--- Kutipan Dokumen ---

Badan Kesehatan Dunia (WHO) menyebut rokok mengakibatkan lebih dari 7 juta kematian dan kerugian ekonomi sebesar US$1,4 triliun (lebih dari Rp19 ribu triliun) setiap tahunnya, dihitung dari biaya perawatan dan hilangnya produktivitas karena kehilangan hari kerja.
Dua tahun tidak naik
Pemerintah pun menargetkan menurunkan prevalensi perokok pada tahun ini menjadi 5,4 persen. Salah satunya menaikkan tarif cukai hasil tembakau (CHT) alias cukai rokok di atas 10 persen pada 2020. Harga rokok pun siap-siap melambung.
Hal ini dilakukan karena adanya kesepakatan pemerintah dan Badan Anggaran DPR soal pertumbuhan penerimaan dari CHT pada 2020 sebesar 9 persen, atau naik dari usulan Direktorat Jenderal Bea dan Cukai Kementerian Keuangan sebelumnya yang sebesar 8,2 persen.
Terakhir kali pemerintah menaikkan cukai rokok pada 2017. Saat itu kenaikannya sebesar 10,04 persen, atau lebih kecil dibandingkan kenaikan cukai rokok di 2016, yakni 11,19 persen. Tahun lalu dan sekarang, pemerintah tidak menaikkan cukai rokok.
Direktur Jenderal Bea dan Cukai Kementerian Keuangan, Heru Pambudi, mengatakan kenaikan target penerimaan tentunya harus diiringi dengan kenaikan cukai rokok.
Karena, akan berkontribusi langsung kepada persentase pertumbuhan penerimaan nantinya.

--- Data yang Diberikan ---

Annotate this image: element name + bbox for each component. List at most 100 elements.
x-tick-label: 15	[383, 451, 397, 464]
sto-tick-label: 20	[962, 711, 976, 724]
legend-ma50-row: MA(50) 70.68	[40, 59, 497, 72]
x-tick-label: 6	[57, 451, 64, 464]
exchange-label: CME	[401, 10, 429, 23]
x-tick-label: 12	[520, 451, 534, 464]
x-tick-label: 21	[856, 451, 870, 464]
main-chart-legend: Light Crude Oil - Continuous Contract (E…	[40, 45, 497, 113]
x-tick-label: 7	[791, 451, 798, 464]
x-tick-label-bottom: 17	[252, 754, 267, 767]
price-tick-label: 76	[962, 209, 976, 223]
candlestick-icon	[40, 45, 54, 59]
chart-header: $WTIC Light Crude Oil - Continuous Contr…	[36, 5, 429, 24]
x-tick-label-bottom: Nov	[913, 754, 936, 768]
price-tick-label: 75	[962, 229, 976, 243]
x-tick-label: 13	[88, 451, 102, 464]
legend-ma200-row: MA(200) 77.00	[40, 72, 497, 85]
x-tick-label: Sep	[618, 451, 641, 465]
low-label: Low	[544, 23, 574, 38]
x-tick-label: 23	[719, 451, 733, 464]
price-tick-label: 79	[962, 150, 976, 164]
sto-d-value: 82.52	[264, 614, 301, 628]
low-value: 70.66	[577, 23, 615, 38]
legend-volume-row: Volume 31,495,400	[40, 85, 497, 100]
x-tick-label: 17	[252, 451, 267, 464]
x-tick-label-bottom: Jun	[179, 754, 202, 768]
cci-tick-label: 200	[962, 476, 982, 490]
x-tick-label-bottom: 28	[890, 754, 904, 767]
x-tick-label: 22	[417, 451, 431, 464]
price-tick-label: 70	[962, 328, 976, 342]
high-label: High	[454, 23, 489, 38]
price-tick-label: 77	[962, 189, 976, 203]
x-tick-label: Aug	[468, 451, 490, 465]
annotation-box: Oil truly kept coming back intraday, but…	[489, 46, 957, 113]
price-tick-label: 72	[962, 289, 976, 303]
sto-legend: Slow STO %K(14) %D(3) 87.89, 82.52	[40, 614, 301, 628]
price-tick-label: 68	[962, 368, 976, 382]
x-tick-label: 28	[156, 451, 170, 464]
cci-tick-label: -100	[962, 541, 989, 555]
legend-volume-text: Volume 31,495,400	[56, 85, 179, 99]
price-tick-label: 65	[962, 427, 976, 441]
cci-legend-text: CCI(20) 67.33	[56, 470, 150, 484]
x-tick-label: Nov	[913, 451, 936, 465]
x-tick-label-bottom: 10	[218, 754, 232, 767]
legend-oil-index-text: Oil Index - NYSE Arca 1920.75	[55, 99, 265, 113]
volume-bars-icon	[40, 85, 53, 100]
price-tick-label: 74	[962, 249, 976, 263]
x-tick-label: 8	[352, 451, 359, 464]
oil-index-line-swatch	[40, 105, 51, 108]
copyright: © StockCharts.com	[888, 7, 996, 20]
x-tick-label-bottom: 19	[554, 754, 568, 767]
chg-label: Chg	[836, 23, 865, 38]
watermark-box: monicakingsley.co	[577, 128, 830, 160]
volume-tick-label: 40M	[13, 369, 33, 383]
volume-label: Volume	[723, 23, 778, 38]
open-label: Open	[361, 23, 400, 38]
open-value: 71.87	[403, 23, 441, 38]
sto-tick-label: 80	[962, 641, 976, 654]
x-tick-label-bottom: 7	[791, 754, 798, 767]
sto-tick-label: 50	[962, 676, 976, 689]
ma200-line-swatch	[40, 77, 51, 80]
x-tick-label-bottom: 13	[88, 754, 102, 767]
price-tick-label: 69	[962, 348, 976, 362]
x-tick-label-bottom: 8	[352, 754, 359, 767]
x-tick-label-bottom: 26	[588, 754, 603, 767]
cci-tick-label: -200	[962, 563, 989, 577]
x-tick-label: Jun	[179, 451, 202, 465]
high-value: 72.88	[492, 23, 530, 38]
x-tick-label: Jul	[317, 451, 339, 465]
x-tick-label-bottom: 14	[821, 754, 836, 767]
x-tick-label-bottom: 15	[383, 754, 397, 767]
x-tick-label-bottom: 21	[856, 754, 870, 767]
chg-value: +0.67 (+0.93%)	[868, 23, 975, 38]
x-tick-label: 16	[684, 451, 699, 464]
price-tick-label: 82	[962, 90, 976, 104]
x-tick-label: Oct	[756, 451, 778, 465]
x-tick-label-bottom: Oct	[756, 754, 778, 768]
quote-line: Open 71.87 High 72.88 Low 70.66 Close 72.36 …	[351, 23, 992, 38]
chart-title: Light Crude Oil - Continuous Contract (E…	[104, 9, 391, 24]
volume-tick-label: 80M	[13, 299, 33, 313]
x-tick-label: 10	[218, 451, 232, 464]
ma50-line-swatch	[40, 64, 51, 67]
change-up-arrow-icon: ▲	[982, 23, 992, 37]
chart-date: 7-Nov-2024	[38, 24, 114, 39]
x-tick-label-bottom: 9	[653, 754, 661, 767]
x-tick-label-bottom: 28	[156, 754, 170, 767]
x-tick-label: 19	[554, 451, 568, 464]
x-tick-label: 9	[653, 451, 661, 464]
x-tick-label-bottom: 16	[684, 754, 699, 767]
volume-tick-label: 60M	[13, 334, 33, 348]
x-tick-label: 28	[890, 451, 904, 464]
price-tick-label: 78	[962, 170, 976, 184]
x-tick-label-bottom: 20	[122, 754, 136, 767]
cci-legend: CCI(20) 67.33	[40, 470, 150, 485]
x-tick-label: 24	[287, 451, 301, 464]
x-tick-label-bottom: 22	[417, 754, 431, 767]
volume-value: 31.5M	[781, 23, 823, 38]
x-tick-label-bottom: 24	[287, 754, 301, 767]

---

▶ [Daftar Tugas]:
a: Tuliskan semua angka persentase yang disebut dalam teks tentang cukai rokok.
b: Lanjutkan teks tentang cukai rokok mulai dari kalimat terakhirnya.

▶ [Jawaban yang Diharapkan]:
a: 5,4 persen; 10 persen; 9 persen; 8,2 persen; 10,04 persen; 11,19 persen

b:
"Yang pasti akan ada kenaikan. Angka belum ditetapkan tapi dengan naiknya target penerimaan akan berdampak pada kenaikan tarif," kata Heru, seperti dikutip dari VIVAnews. Kenaikan cukai rokok ini akan ditetapkan nantinya dalam Peraturan Menteri Keuangan (PMK).
Di mata pakar ekonomi Candra Fajri Ananda, kenaikan cukai rokok perlu dilihat dari banyak aspek. Artinya, bukan hanya sisi penerimaan negara tapi juga harus memperhatikan faktor turunannya apabila kebijakan tersebut akhirnya dijalankan.
"Bukan cuma dari unsur kesehatan saja. Tapi, tenaga kerja, pendapatan asli daerah dan pemerintah daerah," kata dia di Jakarta, Kamis, 12 September 2019. Candra mendukung sistem penarikan cukai rokok yang terdiri 10 tier menurut PMK 156/2018. Ia berharap target penerimaan cukai tercapai lewat sistem ini.
Contohlah Eropa
Dengan sistem yang sekarang, hingga Juli 2019, target cukai tembakau dari Rp159 triliun sudah tercapai Rp130 triliun. Lalu, target di tahun depan yang sekitar Rp170 triliun, diperkirakan Candra bakal tercapai.
"Sistem yang sudah baik ini tidak perlu diubah lagi. Kan, targetnya sudah mendekati 100 persen," ungkapnya. Candra justru khawatir jika sistem penarikan cukai rokok yang sudah baik ini diubah melalui mekanisme penyederhanaan (simplifikasi), dari 10 tier menjadi 5 tier, akan terjadi pengelompokkan.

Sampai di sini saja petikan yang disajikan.